══ Material for this exercise ══

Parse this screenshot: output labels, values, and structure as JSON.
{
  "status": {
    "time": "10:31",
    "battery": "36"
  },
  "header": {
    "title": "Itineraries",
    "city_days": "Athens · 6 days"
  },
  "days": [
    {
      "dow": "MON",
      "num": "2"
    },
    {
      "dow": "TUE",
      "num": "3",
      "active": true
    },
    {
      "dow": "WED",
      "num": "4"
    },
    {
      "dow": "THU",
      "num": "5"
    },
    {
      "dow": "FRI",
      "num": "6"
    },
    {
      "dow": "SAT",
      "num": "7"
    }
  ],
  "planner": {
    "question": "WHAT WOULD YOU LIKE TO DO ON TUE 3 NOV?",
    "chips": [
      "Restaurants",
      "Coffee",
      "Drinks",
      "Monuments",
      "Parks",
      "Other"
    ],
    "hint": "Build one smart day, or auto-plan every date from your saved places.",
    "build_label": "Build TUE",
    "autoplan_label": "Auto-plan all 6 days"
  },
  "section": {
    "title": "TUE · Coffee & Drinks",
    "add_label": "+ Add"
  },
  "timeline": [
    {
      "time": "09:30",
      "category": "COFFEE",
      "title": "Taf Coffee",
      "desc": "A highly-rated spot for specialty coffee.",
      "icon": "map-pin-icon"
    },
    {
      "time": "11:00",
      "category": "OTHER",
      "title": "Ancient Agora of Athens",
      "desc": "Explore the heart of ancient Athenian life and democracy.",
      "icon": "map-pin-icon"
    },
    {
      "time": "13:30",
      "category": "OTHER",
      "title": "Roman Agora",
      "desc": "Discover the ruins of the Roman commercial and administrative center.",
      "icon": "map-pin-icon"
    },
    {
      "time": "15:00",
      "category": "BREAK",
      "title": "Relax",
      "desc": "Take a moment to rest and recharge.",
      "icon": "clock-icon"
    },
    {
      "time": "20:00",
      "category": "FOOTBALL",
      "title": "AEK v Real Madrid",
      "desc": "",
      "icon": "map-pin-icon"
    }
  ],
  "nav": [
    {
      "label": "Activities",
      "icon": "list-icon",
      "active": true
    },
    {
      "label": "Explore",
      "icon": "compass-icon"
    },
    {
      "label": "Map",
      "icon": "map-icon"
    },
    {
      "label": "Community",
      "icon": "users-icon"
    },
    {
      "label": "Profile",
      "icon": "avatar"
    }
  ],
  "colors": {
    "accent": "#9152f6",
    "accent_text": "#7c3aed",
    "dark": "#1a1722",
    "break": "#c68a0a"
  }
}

═══

— What is asked —
From the listing, tally every line with the word "Build" in it and give only the tally.

— Answer to the task —
2